Document layout analysis data
Start of Block

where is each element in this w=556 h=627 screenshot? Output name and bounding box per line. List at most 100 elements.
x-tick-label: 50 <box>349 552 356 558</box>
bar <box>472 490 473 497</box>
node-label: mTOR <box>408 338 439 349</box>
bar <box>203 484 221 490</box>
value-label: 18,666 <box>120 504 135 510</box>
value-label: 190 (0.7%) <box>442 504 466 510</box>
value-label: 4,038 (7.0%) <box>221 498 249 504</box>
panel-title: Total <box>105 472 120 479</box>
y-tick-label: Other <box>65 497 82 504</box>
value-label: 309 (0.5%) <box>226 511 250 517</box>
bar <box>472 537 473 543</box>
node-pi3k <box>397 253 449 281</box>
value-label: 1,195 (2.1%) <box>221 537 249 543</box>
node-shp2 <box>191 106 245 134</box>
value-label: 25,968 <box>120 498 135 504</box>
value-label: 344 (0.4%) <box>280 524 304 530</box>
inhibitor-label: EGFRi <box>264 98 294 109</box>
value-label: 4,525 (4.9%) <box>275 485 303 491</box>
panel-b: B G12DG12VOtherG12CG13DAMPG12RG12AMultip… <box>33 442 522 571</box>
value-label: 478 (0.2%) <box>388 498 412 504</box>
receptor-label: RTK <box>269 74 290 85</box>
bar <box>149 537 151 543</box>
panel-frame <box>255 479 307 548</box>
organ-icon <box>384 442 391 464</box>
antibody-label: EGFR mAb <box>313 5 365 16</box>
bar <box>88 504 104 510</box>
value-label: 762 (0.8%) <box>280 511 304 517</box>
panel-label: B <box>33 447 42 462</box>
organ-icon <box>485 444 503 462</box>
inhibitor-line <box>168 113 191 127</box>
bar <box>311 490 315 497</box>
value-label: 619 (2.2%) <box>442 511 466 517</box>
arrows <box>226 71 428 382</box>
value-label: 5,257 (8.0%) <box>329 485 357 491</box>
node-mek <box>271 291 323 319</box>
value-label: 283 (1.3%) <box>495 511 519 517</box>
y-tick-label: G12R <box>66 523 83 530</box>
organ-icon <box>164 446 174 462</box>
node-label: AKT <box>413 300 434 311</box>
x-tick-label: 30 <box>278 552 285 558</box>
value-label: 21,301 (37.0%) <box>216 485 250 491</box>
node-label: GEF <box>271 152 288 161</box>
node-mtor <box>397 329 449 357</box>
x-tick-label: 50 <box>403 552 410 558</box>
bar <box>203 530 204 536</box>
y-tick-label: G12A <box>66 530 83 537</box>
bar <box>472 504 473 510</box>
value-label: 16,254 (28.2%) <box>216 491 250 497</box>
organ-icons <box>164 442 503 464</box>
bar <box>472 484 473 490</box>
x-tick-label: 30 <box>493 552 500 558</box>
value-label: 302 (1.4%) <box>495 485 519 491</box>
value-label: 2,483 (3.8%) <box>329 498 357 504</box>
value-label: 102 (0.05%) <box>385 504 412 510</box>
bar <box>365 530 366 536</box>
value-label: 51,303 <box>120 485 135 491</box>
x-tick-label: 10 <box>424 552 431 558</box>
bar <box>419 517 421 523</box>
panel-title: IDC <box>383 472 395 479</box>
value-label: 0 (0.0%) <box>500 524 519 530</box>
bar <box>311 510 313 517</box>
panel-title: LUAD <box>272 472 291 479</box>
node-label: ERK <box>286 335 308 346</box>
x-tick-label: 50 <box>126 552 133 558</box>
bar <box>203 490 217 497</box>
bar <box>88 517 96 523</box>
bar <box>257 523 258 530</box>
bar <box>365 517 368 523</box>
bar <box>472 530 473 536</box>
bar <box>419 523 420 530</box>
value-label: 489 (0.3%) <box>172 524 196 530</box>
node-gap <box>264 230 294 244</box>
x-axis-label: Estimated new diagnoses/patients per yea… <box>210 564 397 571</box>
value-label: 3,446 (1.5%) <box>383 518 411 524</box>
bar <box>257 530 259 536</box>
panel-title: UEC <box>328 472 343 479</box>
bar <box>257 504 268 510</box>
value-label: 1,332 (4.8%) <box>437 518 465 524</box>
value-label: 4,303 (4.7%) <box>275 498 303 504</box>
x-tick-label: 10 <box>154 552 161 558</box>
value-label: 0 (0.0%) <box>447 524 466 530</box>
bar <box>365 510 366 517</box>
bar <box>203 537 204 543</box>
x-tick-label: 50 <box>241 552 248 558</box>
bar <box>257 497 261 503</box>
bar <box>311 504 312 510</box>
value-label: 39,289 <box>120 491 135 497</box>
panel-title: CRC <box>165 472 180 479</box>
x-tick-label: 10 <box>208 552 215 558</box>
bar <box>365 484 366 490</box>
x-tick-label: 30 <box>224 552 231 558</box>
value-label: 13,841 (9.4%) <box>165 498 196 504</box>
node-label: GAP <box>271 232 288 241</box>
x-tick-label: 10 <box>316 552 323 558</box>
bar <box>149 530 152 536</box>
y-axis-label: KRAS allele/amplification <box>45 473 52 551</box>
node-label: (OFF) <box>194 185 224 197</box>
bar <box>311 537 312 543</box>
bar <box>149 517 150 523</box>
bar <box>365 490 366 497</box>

End of Block

# [Problem statement]
Report how many lines in the records above contain the word "node", giving only the number.

# [The answer]
11